Required work => Please find all lines in the data that hold the string "Reanalisi" and copy them.

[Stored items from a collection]
— BEGIN —

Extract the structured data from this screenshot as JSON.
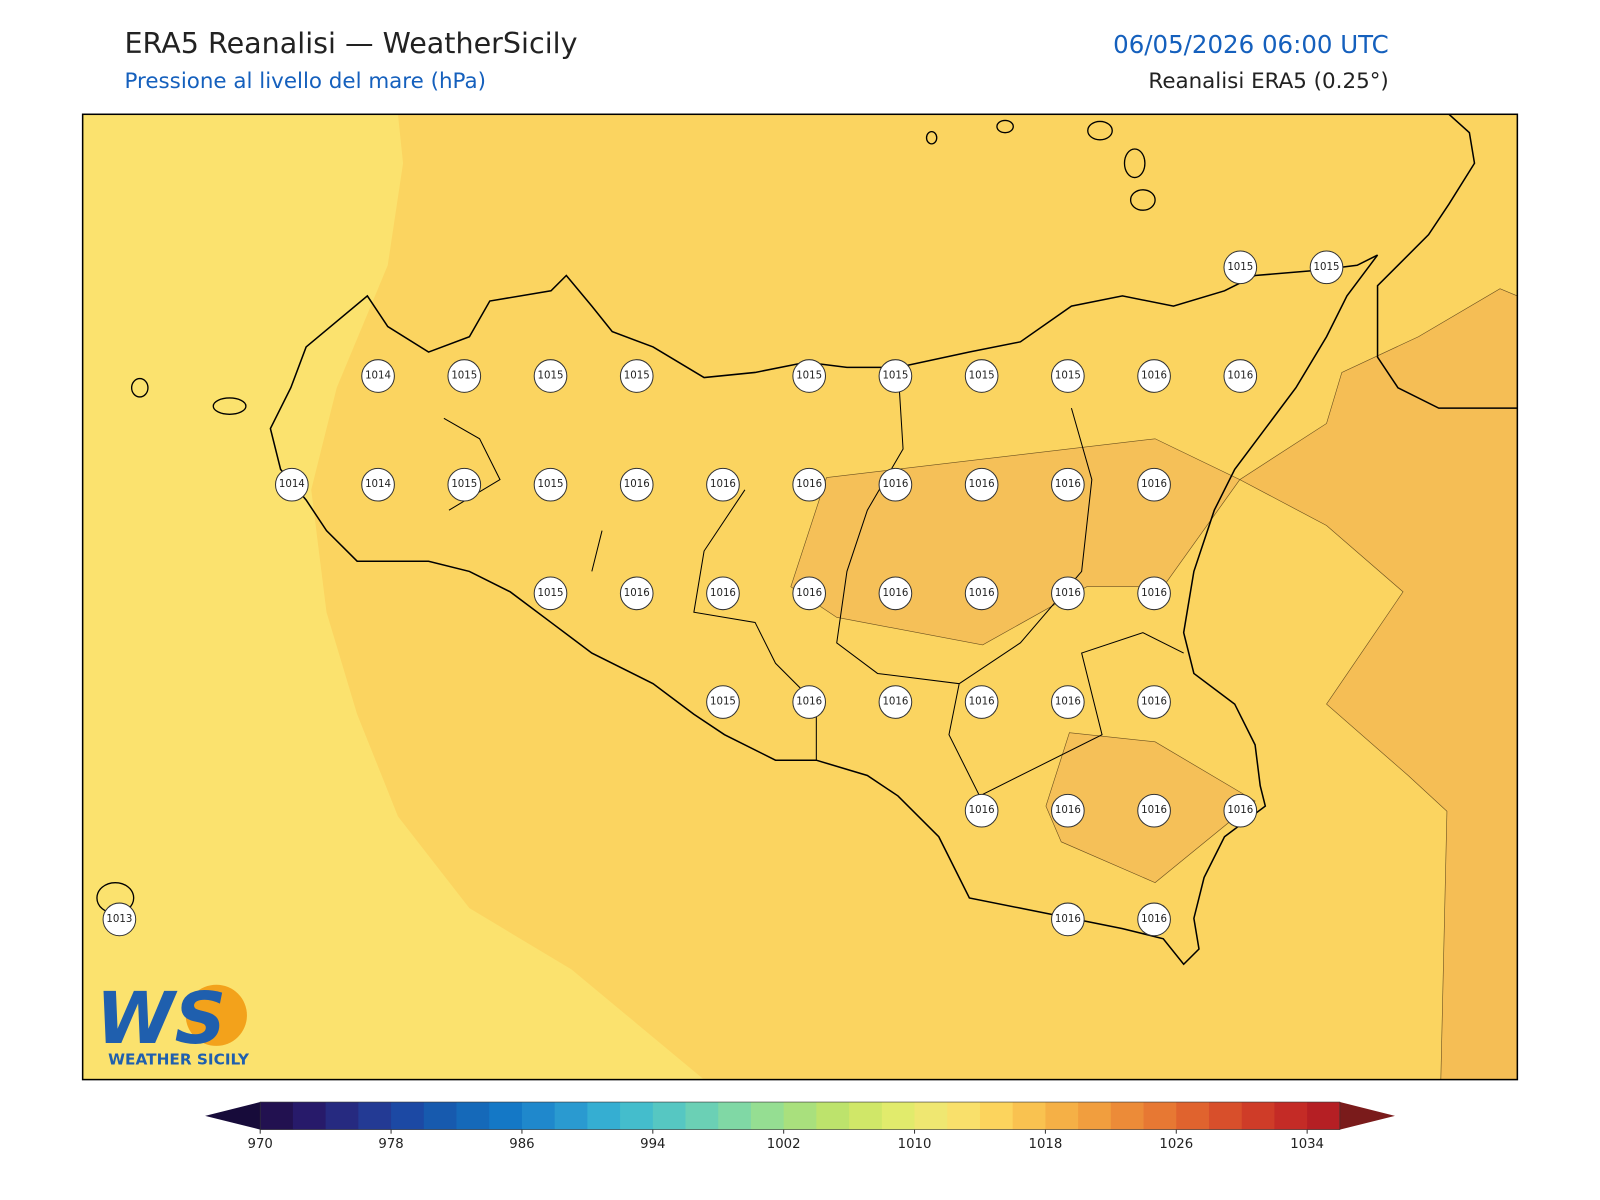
{
  "header": {
    "title": "ERA5 Reanalisi — WeatherSicily",
    "subtitle": "Pressione al livello del mare (hPa)",
    "datetime": "06/05/2026 06:00 UTC",
    "source": "Reanalisi ERA5 (0.25°)"
  },
  "grid": {
    "rows": [
      [
        null,
        null,
        null,
        null,
        null,
        null,
        null,
        null,
        null,
        null,
        null,
        null,
        null,
        1015,
        1015
      ],
      [
        null,
        null,
        null,
        1014,
        1015,
        1015,
        1015,
        null,
        1015,
        1015,
        1015,
        1015,
        1016,
        1016,
        null
      ],
      [
        null,
        null,
        1014,
        1014,
        1015,
        1015,
        1016,
        1016,
        1016,
        1016,
        1016,
        1016,
        1016,
        null,
        null
      ],
      [
        null,
        null,
        null,
        null,
        null,
        1015,
        1016,
        1016,
        1016,
        1016,
        1016,
        1016,
        1016,
        null,
        null
      ],
      [
        null,
        null,
        null,
        null,
        null,
        null,
        null,
        1015,
        1016,
        1016,
        1016,
        1016,
        1016,
        null,
        null
      ],
      [
        null,
        null,
        null,
        null,
        null,
        null,
        null,
        null,
        null,
        null,
        1016,
        1016,
        1016,
        1016,
        null
      ],
      [
        1013,
        null,
        null,
        null,
        null,
        null,
        null,
        null,
        null,
        null,
        null,
        1016,
        1016,
        null,
        null
      ]
    ]
  },
  "colorbar": {
    "start": 970,
    "step": 2,
    "ticks": [
      970,
      978,
      986,
      994,
      1002,
      1010,
      1018,
      1026,
      1034
    ],
    "colors": [
      "#221150",
      "#271a6a",
      "#262a80",
      "#233a94",
      "#1c49a4",
      "#175aae",
      "#1569b9",
      "#1478c6",
      "#1f88cc",
      "#2a9ad0",
      "#35aed2",
      "#44bdcc",
      "#56c7c2",
      "#6bd0b5",
      "#80d8a5",
      "#95de92",
      "#a9e07d",
      "#bde36c",
      "#d0e768",
      "#e1eb6c",
      "#efe771",
      "#f9e06b",
      "#fcd45d",
      "#f9c250",
      "#f5b046",
      "#f19e3e",
      "#ec8b38",
      "#e77833",
      "#e0632e",
      "#d84f2b",
      "#cf3c28",
      "#c42b26",
      "#b51f24"
    ],
    "under_color": "#170b3a",
    "over_color": "#7a1b1b"
  },
  "logo": {
    "mark": "WS",
    "name": "WEATHER SICILY"
  }
}
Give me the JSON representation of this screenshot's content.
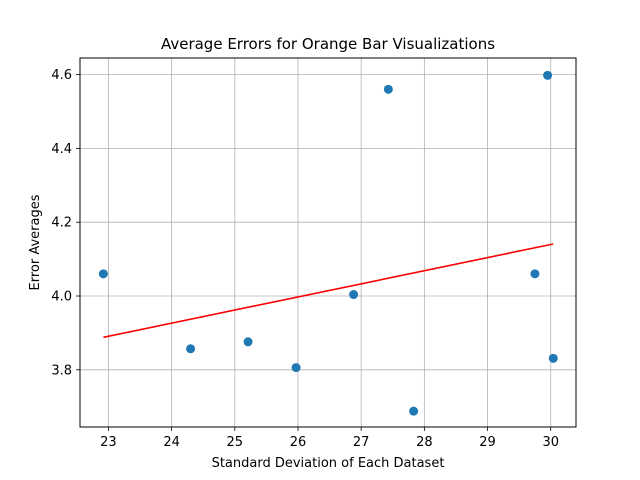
{
  "chart_data": {
    "type": "scatter",
    "title": "Average Errors for Orange Bar Visualizations",
    "xlabel": "Standard Deviation of Each Dataset",
    "ylabel": "Error Averages",
    "xlim": [
      22.55,
      30.4
    ],
    "ylim": [
      3.645,
      4.645
    ],
    "xticks": [
      23,
      24,
      25,
      26,
      27,
      28,
      29,
      30
    ],
    "yticks": [
      3.8,
      4.0,
      4.2,
      4.4,
      4.6
    ],
    "xtick_labels": [
      "23",
      "24",
      "25",
      "26",
      "27",
      "28",
      "29",
      "30"
    ],
    "ytick_labels": [
      "3.8",
      "4.0",
      "4.2",
      "4.4",
      "4.6"
    ],
    "grid": true,
    "points": [
      {
        "x": 22.92,
        "y": 4.06
      },
      {
        "x": 24.3,
        "y": 3.857
      },
      {
        "x": 25.21,
        "y": 3.876
      },
      {
        "x": 25.97,
        "y": 3.806
      },
      {
        "x": 26.88,
        "y": 4.004
      },
      {
        "x": 27.43,
        "y": 4.56
      },
      {
        "x": 27.83,
        "y": 3.688
      },
      {
        "x": 29.75,
        "y": 4.06
      },
      {
        "x": 29.95,
        "y": 4.598
      },
      {
        "x": 30.04,
        "y": 3.831
      }
    ],
    "trend_line": {
      "x": [
        22.92,
        30.04
      ],
      "y": [
        3.888,
        4.141
      ]
    },
    "colors": {
      "points": "#1f77b4",
      "trend": "#ff0000",
      "grid": "#b0b0b0"
    }
  }
}
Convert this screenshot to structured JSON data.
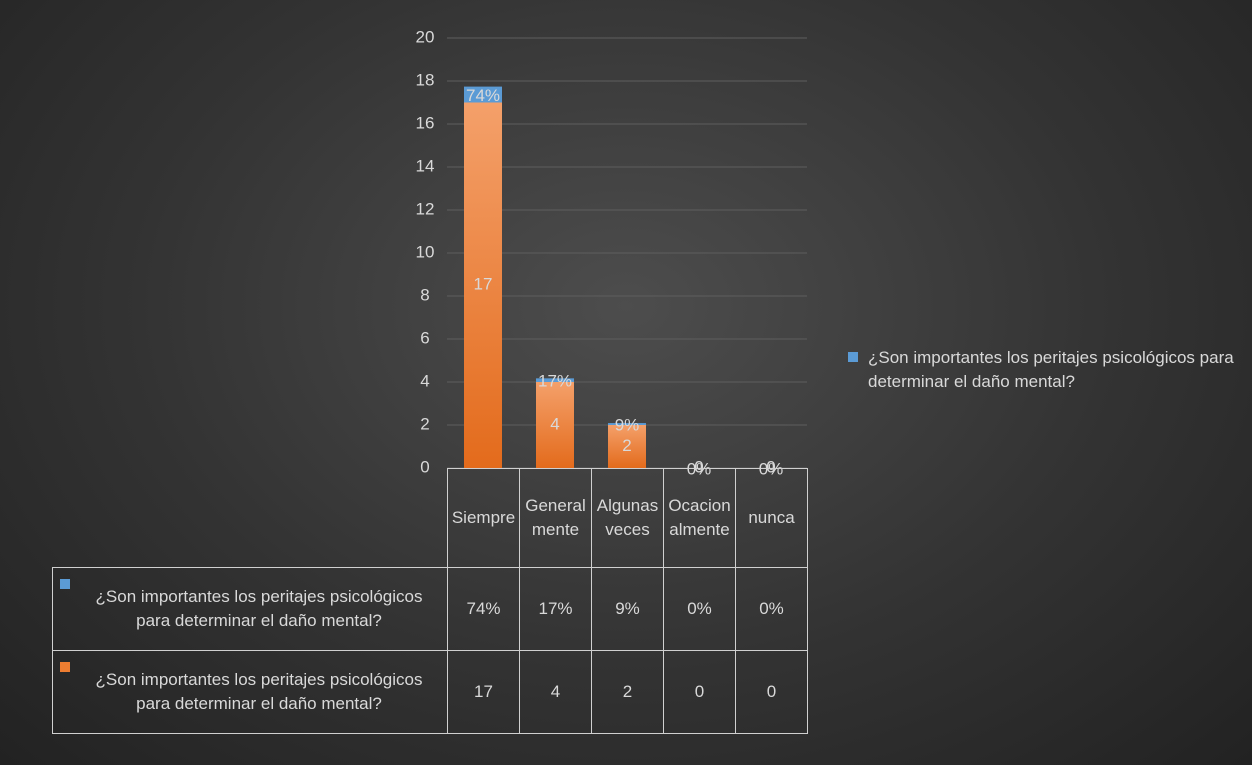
{
  "chart_data": {
    "type": "bar",
    "stacked": true,
    "categories": [
      "Siempre",
      "Generalmente",
      "Algunas veces",
      "Ocacionalmente",
      "nunca"
    ],
    "series": [
      {
        "name": "¿Son importantes los peritajes psicológicos para determinar el daño mental?",
        "color": "#5b9bd5",
        "values": [
          0.74,
          0.17,
          0.09,
          0,
          0
        ],
        "value_labels": [
          "74%",
          "17%",
          "9%",
          "0%",
          "0%"
        ]
      },
      {
        "name": "¿Son importantes los peritajes psicológicos para determinar el daño mental?",
        "color": "#ed7d31",
        "values": [
          17,
          4,
          2,
          0,
          0
        ]
      }
    ],
    "ylim": [
      0,
      20
    ],
    "yticks": [
      0,
      2,
      4,
      6,
      8,
      10,
      12,
      14,
      16,
      18,
      20
    ],
    "grid": true,
    "legend": "right",
    "data_table": true
  }
}
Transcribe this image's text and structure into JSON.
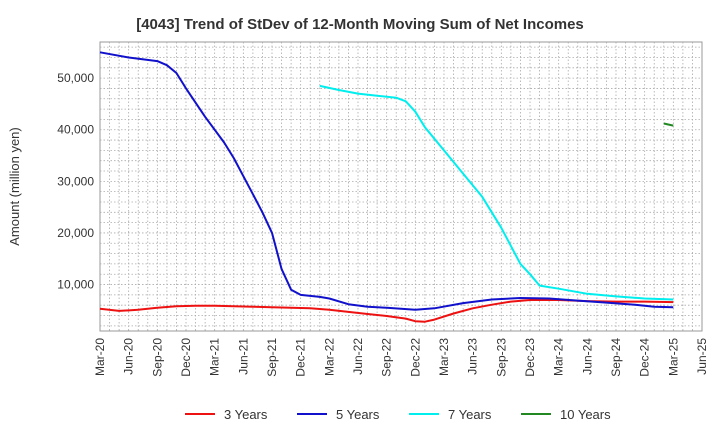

— END —

Task output =>
    "title": "ERA5 Reanalisi — WeatherSicily",
    "source": "Reanalisi ERA5 (0.25°)"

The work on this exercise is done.